▶ Records excerpted from a collection:
________________________________________

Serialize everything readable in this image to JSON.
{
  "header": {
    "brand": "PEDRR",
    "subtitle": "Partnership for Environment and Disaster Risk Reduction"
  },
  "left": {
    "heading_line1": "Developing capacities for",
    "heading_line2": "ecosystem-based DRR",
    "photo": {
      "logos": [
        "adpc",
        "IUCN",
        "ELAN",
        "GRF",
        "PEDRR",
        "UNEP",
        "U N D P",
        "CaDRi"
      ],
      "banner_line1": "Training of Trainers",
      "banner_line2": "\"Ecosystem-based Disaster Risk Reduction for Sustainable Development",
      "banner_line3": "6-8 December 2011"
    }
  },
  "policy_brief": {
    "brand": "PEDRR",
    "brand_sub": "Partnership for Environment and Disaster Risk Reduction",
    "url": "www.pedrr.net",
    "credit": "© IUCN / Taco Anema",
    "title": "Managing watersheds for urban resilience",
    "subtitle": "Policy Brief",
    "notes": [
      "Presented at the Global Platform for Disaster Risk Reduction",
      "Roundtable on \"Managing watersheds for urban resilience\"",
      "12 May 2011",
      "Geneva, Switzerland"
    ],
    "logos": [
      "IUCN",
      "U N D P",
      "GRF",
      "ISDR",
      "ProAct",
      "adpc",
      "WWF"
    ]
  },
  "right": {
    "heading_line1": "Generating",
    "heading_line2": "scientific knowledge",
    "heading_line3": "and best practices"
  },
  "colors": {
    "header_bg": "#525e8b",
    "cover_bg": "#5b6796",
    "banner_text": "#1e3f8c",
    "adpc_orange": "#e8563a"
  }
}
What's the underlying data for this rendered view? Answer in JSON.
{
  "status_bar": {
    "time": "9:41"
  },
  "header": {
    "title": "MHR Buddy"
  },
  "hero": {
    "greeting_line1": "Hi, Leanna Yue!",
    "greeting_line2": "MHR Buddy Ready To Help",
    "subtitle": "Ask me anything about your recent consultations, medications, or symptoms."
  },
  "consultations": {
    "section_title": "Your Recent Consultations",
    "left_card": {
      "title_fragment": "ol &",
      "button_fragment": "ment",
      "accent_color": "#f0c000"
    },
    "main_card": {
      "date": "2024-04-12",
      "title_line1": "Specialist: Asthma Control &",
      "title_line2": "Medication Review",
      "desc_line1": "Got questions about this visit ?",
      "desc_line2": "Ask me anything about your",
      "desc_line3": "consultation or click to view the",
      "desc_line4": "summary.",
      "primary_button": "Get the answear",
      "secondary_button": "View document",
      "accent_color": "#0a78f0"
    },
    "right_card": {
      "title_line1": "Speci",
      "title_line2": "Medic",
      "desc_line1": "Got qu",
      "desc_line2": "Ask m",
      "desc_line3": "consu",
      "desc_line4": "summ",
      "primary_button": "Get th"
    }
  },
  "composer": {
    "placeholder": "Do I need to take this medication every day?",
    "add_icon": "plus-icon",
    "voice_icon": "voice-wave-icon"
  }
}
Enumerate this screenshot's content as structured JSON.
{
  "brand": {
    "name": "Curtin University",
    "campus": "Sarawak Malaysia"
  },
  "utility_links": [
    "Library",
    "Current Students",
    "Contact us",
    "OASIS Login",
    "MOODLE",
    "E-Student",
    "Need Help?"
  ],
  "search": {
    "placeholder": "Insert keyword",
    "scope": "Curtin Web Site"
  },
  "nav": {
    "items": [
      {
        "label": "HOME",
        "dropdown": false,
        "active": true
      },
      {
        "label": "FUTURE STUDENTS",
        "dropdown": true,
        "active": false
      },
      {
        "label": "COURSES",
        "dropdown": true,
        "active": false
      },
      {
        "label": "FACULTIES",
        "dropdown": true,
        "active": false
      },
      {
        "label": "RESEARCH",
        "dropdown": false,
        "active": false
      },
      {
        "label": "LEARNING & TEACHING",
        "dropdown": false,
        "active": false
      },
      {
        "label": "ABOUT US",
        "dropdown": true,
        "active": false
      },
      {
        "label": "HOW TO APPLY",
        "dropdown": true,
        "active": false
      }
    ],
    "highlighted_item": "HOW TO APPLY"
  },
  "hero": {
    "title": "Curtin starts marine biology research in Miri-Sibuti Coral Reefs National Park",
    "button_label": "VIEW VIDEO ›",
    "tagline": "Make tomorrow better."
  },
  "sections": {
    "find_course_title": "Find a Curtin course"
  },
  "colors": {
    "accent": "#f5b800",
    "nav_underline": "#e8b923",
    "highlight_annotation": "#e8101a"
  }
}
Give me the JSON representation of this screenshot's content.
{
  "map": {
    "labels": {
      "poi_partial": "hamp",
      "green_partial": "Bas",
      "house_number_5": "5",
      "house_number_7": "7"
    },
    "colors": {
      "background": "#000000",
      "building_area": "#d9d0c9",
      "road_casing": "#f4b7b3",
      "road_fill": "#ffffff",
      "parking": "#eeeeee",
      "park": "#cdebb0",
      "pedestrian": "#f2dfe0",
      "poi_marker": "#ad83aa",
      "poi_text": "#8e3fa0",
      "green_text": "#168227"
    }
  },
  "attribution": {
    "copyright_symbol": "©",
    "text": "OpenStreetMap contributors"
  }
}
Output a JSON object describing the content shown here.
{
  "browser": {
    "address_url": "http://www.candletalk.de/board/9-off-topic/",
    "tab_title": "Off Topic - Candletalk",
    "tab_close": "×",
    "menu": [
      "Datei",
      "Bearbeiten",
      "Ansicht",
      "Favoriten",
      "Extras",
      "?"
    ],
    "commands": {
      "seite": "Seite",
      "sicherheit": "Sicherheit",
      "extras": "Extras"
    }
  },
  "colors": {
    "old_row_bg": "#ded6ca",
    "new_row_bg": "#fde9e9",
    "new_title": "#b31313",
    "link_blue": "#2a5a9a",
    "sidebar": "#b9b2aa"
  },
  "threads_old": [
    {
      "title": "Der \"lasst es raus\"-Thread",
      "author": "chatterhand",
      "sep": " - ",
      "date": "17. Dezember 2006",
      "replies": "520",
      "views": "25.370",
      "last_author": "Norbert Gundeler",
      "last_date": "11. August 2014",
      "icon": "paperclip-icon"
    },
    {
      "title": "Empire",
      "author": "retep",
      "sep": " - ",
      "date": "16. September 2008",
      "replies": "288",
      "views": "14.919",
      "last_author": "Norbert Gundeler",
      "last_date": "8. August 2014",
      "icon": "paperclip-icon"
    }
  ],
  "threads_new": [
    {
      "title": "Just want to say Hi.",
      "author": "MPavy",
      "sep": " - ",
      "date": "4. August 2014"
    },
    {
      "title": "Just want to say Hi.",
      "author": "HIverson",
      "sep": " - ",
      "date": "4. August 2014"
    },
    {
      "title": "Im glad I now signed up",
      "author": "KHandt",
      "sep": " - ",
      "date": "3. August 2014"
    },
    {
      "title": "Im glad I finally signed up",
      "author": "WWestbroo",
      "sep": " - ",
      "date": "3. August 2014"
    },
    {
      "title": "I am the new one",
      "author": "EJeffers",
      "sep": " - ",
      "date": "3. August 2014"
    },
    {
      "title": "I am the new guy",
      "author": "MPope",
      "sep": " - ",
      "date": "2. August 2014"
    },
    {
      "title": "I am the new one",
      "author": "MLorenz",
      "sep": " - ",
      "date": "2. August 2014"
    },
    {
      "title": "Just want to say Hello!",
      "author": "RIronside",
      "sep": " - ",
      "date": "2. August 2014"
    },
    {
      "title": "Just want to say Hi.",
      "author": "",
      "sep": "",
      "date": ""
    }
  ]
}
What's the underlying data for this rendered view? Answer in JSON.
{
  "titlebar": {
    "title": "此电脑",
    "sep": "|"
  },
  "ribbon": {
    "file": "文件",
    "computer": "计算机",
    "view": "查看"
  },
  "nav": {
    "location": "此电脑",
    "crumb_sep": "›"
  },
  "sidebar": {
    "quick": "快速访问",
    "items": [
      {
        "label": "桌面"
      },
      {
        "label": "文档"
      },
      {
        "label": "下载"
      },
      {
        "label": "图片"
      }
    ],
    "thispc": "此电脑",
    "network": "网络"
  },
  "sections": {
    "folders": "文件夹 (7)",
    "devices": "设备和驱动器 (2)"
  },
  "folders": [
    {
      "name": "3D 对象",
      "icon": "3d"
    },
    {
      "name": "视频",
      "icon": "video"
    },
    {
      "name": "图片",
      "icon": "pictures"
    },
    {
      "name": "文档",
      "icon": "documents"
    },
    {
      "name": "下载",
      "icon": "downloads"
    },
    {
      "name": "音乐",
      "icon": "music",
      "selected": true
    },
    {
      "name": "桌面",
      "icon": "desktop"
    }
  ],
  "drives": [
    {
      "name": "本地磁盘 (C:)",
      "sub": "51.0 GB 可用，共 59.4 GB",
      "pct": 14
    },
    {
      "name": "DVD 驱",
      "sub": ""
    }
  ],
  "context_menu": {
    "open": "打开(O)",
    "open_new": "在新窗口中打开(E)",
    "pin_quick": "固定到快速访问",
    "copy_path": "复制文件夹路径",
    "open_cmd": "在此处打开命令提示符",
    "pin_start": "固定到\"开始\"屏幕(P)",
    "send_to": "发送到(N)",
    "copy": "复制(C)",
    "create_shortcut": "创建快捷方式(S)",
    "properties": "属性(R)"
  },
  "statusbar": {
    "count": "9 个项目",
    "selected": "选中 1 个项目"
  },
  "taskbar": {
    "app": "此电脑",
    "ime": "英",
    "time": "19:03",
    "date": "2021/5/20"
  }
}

________________________________________

▶ EXERCISE GOAL:
Show, from the listing above, each line that contains the word "APPLY".

▶ FULL RESPONSE:
        "label": "HOW TO APPLY",
    "highlighted_item": "HOW TO APPLY"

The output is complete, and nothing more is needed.